— BEGIN INFORMATION SUPPLIED —

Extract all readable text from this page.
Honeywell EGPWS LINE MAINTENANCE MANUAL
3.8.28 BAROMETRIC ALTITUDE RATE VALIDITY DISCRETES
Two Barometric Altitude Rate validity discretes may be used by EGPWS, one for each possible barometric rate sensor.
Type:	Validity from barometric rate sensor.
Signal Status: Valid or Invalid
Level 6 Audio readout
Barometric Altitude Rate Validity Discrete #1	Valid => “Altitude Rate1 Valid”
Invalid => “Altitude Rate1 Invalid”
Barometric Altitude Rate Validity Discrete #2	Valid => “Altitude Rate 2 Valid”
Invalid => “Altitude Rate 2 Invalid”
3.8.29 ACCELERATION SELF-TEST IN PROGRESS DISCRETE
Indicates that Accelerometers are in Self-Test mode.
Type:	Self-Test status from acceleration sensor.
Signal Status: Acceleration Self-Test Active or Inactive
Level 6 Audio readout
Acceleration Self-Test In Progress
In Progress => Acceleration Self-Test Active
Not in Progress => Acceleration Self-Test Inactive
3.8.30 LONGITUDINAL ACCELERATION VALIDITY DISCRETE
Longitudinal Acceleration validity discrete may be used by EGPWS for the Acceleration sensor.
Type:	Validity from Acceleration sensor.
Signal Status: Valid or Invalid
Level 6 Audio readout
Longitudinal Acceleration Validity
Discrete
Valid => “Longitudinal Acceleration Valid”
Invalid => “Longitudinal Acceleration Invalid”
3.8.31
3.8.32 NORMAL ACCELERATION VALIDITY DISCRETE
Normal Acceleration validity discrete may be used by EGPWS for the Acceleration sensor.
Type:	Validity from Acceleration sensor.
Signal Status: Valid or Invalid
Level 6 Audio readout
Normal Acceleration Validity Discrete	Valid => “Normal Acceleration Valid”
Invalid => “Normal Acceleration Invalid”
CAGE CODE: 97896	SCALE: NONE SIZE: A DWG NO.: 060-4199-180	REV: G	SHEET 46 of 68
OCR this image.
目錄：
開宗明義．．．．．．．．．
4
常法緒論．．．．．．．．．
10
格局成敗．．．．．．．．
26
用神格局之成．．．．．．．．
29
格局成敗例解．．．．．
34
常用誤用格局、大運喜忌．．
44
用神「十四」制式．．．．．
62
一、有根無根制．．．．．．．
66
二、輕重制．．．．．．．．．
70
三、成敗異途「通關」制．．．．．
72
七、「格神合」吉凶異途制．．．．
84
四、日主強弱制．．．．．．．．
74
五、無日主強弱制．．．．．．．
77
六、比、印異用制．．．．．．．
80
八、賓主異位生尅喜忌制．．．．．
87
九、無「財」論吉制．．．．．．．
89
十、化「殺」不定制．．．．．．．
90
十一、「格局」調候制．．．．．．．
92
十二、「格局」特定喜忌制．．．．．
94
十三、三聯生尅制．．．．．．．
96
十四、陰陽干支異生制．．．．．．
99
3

— END INFORMATION SUPPLIED —

Locate the line that contains "OCR this image.", then please quote it and every line after it to the end of the entries above, exactly and with nothing else.

COMPLETED EXERCISE ::
OCR this image.
目錄：
開宗明義．．．．．．．．．
4
常法緒論．．．．．．．．．
10
格局成敗．．．．．．．．
26
用神格局之成．．．．．．．．
29
格局成敗例解．．．．．
34
常用誤用格局、大運喜忌．．
44
用神「十四」制式．．．．．
62
一、有根無根制．．．．．．．
66
二、輕重制．．．．．．．．．
70
三、成敗異途「通關」制．．．．．
72
七、「格神合」吉凶異途制．．．．
84
四、日主強弱制．．．．．．．．
74
五、無日主強弱制．．．．．．．
77
六、比、印異用制．．．．．．．
80
八、賓主異位生尅喜忌制．．．．．
87
九、無「財」論吉制．．．．．．．
89
十、化「殺」不定制．．．．．．．
90
十一、「格局」調候制．．．．．．．
92
十二、「格局」特定喜忌制．．．．．
94
十三、三聯生尅制．．．．．．．
96
十四、陰陽干支異生制．．．．．．
99
3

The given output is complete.